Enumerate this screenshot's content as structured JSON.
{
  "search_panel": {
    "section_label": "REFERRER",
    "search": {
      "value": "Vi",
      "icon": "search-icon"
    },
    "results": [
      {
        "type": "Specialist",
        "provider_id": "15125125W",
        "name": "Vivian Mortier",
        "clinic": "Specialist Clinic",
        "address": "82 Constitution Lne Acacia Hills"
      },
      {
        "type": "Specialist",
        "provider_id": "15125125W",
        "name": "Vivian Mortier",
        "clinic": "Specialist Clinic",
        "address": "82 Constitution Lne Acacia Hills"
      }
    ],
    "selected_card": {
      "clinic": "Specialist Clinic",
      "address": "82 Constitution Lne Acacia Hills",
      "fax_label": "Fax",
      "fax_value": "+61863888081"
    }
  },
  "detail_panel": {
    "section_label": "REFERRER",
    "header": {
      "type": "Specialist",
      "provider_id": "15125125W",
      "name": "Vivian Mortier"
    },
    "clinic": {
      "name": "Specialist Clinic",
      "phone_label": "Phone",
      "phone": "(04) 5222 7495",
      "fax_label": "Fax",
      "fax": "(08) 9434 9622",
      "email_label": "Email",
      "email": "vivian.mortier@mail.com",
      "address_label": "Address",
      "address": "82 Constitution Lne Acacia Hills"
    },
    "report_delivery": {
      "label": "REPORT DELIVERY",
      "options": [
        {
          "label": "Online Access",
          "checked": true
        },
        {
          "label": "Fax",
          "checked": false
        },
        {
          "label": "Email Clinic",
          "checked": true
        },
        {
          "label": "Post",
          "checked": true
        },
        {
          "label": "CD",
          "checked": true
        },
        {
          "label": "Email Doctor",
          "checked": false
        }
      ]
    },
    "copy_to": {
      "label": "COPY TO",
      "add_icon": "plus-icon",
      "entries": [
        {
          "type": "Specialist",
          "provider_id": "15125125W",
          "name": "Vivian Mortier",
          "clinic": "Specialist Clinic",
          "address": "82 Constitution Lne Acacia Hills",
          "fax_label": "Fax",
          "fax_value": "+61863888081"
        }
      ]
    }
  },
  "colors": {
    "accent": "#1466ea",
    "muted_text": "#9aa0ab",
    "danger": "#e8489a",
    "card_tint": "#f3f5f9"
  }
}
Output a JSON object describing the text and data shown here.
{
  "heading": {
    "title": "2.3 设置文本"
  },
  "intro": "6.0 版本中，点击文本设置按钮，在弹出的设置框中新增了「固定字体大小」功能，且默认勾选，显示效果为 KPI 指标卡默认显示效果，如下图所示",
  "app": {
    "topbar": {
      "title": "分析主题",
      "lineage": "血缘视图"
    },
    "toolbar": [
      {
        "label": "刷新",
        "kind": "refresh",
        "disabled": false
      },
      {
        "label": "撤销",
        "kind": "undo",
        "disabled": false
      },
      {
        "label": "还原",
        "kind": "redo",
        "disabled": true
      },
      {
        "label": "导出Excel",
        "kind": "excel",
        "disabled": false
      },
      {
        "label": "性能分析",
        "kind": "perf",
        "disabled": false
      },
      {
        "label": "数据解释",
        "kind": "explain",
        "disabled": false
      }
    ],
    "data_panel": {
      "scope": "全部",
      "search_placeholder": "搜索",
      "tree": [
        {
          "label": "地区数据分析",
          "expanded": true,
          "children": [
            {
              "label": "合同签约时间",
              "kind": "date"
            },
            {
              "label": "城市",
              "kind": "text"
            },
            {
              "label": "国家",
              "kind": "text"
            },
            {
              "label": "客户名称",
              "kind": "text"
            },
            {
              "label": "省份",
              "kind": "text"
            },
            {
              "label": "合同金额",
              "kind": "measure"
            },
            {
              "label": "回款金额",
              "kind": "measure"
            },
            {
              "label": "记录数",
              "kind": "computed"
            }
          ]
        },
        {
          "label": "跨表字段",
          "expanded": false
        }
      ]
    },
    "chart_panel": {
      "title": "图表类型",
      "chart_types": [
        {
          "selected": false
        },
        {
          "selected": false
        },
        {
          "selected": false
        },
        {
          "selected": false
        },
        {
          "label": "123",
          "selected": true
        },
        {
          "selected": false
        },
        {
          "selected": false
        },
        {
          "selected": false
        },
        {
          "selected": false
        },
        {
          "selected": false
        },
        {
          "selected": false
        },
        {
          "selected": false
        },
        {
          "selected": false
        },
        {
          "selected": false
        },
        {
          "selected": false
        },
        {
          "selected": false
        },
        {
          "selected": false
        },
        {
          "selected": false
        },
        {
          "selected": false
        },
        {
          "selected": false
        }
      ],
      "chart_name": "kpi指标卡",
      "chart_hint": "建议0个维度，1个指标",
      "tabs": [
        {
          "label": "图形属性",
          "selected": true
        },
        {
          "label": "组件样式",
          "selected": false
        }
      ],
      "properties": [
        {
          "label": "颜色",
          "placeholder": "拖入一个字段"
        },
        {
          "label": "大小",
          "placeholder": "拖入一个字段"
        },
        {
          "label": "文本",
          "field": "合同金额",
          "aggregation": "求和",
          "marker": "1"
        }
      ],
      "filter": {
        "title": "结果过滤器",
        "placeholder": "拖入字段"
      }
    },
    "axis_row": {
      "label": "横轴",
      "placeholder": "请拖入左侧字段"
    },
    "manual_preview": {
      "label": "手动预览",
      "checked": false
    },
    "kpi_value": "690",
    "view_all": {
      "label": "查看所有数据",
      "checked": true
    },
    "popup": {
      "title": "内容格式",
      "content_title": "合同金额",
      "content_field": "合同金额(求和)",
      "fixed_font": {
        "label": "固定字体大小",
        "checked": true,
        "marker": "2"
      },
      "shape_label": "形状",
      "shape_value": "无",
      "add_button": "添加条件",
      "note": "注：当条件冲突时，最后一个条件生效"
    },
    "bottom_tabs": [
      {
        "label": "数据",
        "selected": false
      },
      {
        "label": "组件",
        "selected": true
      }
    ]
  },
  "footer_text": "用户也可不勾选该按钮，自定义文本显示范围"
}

● ● ●

* **Written task**:
Quote all of the entries verbatim.

* **Task result**:
Enumerate this screenshot's content as structured JSON.
{
  "search_panel": {
    "section_label": "REFERRER",
    "search": {
      "value": "Vi",
      "icon": "search-icon"
    },
    "results": [
      {
        "type": "Specialist",
        "provider_id": "15125125W",
        "name": "Vivian Mortier",
        "clinic": "Specialist Clinic",
        "address": "82 Constitution Lne Acacia Hills"
      },
      {
        "type": "Specialist",
        "provider_id": "15125125W",
        "name": "Vivian Mortier",
        "clinic": "Specialist Clinic",
        "address": "82 Constitution Lne Acacia Hills"
      }
    ],
    "selected_card": {
      "clinic": "Specialist Clinic",
      "address": "82 Constitution Lne Acacia Hills",
      "fax_label": "Fax",
      "fax_value": "+61863888081"
    }
  },
  "detail_panel": {
    "section_label": "REFERRER",
    "header": {
      "type": "Specialist",
      "provider_id": "15125125W",
      "name": "Vivian Mortier"
    },
    "clinic": {
      "name": "Specialist Clinic",
      "phone_label": "Phone",
      "phone": "(04) 5222 7495",
      "fax_label": "Fax",
      "fax": "(08) 9434 9622",
      "email_label": "Email",
      "email": "vivian.mortier@mail.com",
      "address_label": "Address",
      "address": "82 Constitution Lne Acacia Hills"
    },
    "report_delivery": {
      "label": "REPORT DELIVERY",
      "options": [
        {
          "label": "Online Access",
          "checked": true
        },
        {
          "label": "Fax",
          "checked": false
        },
        {
          "label": "Email Clinic",
          "checked": true
        },
        {
          "label": "Post",
          "checked": true
        },
        {
          "label": "CD",
          "checked": true
        },
        {
          "label": "Email Doctor",
          "checked": false
        }
      ]
    },
    "copy_to": {
      "label": "COPY TO",
      "add_icon": "plus-icon",
      "entries": [
        {
          "type": "Specialist",
          "provider_id": "15125125W",
          "name": "Vivian Mortier",
          "clinic": "Specialist Clinic",
          "address": "82 Constitution Lne Acacia Hills",
          "fax_label": "Fax",
          "fax_value": "+61863888081"
        }
      ]
    }
  },
  "colors": {
    "accent": "#1466ea",
    "muted_text": "#9aa0ab",
    "danger": "#e8489a",
    "card_tint": "#f3f5f9"
  }
}
Output a JSON object describing the text and data shown here.
{
  "heading": {
    "title": "2.3 设置文本"
  },
  "intro": "6.0 版本中，点击文本设置按钮，在弹出的设置框中新增了「固定字体大小」功能，且默认勾选，显示效果为 KPI 指标卡默认显示效果，如下图所示",
  "app": {
    "topbar": {
      "title": "分析主题",
      "lineage": "血缘视图"
    },
    "toolbar": [
      {
        "label": "刷新",
        "kind": "refresh",
        "disabled": false
      },
      {
        "label": "撤销",
        "kind": "undo",
        "disabled": false
      },
      {
        "label": "还原",
        "kind": "redo",
        "disabled": true
      },
      {
        "label": "导出Excel",
        "kind": "excel",
        "disabled": false
      },
      {
        "label": "性能分析",
        "kind": "perf",
        "disabled": false
      },
      {
        "label": "数据解释",
        "kind": "explain",
        "disabled": false
      }
    ],
    "data_panel": {
      "scope": "全部",
      "search_placeholder": "搜索",
      "tree": [
        {
          "label": "地区数据分析",
          "expanded": true,
          "children": [
            {
              "label": "合同签约时间",
              "kind": "date"
            },
            {
              "label": "城市",
              "kind": "text"
            },
            {
              "label": "国家",
              "kind": "text"
            },
            {
              "label": "客户名称",
              "kind": "text"
            },
            {
              "label": "省份",
              "kind": "text"
            },
            {
              "label": "合同金额",
              "kind": "measure"
            },
            {
              "label": "回款金额",
              "kind": "measure"
            },
            {
              "label": "记录数",
              "kind": "computed"
            }
          ]
        },
        {
          "label": "跨表字段",
          "expanded": false
        }
      ]
    },
    "chart_panel": {
      "title": "图表类型",
      "chart_types": [
        {
          "selected": false
        },
        {
          "selected": false
        },
        {
          "selected": false
        },
        {
          "selected": false
        },
        {
          "label": "123",
          "selected": true
        },
        {
          "selected": false
        },
        {
          "selected": false
        },
        {
          "selected": false
        },
        {
          "selected": false
        },
        {
          "selected": false
        },
        {
          "selected": false
        },
        {
          "selected": false
        },
        {
          "selected": false
        },
        {
          "selected": false
        },
        {
          "selected": false
        },
        {
          "selected": false
        },
        {
          "selected": false
        },
        {
          "selected": false
        },
        {
          "selected": false
        },
        {
          "selected": false
        }
      ],
      "chart_name": "kpi指标卡",
      "chart_hint": "建议0个维度，1个指标",
      "tabs": [
        {
          "label": "图形属性",
          "selected": true
        },
        {
          "label": "组件样式",
          "selected": false
        }
      ],
      "properties": [
        {
          "label": "颜色",
          "placeholder": "拖入一个字段"
        },
        {
          "label": "大小",
          "placeholder": "拖入一个字段"
        },
        {
          "label": "文本",
          "field": "合同金额",
          "aggregation": "求和",
          "marker": "1"
        }
      ],
      "filter": {
        "title": "结果过滤器",
        "placeholder": "拖入字段"
      }
    },
    "axis_row": {
      "label": "横轴",
      "placeholder": "请拖入左侧字段"
    },
    "manual_preview": {
      "label": "手动预览",
      "checked": false
    },
    "kpi_value": "690",
    "view_all": {
      "label": "查看所有数据",
      "checked": true
    },
    "popup": {
      "title": "内容格式",
      "content_title": "合同金额",
      "content_field": "合同金额(求和)",
      "fixed_font": {
        "label": "固定字体大小",
        "checked": true,
        "marker": "2"
      },
      "shape_label": "形状",
      "shape_value": "无",
      "add_button": "添加条件",
      "note": "注：当条件冲突时，最后一个条件生效"
    },
    "bottom_tabs": [
      {
        "label": "数据",
        "selected": false
      },
      {
        "label": "组件",
        "selected": true
      }
    ]
  },
  "footer_text": "用户也可不勾选该按钮，自定义文本显示范围"
}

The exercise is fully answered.